Rows from a figure dataset:
--------

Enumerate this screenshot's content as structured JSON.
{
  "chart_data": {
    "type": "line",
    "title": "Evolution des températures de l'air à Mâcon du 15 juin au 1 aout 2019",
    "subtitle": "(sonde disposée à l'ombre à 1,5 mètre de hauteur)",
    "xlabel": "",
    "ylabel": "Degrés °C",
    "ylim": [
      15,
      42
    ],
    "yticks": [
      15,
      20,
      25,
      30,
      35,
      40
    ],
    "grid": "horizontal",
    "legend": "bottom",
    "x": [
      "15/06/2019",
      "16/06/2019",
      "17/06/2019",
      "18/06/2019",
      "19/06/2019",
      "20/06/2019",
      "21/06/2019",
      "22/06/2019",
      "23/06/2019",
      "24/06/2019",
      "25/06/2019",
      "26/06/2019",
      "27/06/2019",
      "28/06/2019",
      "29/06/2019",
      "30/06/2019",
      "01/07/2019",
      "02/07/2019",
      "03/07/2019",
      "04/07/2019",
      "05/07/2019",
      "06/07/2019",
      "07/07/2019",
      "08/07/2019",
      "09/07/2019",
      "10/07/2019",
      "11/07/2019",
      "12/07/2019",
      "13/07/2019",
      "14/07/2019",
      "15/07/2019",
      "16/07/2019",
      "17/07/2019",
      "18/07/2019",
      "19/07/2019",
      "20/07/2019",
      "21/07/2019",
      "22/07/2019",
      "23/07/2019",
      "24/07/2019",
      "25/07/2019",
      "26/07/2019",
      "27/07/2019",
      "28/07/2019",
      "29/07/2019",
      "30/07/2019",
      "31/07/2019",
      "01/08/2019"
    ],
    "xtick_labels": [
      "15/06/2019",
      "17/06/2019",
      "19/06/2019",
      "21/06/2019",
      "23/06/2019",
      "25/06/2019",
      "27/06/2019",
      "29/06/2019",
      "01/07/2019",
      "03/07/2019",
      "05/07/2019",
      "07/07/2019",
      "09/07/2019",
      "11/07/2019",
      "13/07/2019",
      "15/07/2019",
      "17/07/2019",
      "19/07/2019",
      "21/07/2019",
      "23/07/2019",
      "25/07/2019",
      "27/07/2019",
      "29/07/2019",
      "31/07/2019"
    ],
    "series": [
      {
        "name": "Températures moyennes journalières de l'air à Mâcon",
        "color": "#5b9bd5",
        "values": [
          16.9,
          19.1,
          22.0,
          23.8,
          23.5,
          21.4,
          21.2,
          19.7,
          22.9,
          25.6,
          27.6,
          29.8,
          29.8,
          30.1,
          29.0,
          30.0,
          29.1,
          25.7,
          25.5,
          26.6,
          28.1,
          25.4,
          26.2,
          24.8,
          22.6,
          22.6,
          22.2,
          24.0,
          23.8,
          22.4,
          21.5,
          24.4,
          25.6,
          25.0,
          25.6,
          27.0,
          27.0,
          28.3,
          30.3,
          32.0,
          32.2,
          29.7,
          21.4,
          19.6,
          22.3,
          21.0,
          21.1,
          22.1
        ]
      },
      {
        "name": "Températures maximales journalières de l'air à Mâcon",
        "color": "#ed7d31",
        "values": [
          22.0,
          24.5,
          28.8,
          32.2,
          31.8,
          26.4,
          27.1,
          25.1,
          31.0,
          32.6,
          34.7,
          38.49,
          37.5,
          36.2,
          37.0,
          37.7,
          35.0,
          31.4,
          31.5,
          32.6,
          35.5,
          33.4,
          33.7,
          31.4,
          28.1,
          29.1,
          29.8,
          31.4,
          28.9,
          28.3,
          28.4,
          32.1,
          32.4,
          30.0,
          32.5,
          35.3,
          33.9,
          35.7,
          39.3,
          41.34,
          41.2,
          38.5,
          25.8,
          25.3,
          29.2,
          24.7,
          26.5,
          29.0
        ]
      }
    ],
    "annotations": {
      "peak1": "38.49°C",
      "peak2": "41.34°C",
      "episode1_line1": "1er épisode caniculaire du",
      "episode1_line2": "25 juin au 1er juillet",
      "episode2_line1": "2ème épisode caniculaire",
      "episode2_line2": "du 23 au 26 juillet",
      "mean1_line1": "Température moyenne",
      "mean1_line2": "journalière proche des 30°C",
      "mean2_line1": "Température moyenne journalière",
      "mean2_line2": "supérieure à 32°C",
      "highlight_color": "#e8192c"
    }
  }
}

--------

§ **Brief**: Which lines contain the word "épisode"? Return each of them.

§ **Exercise answer**:
      "episode1_line1": "1er épisode caniculaire du",
      "episode2_line1": "2ème épisode caniculaire",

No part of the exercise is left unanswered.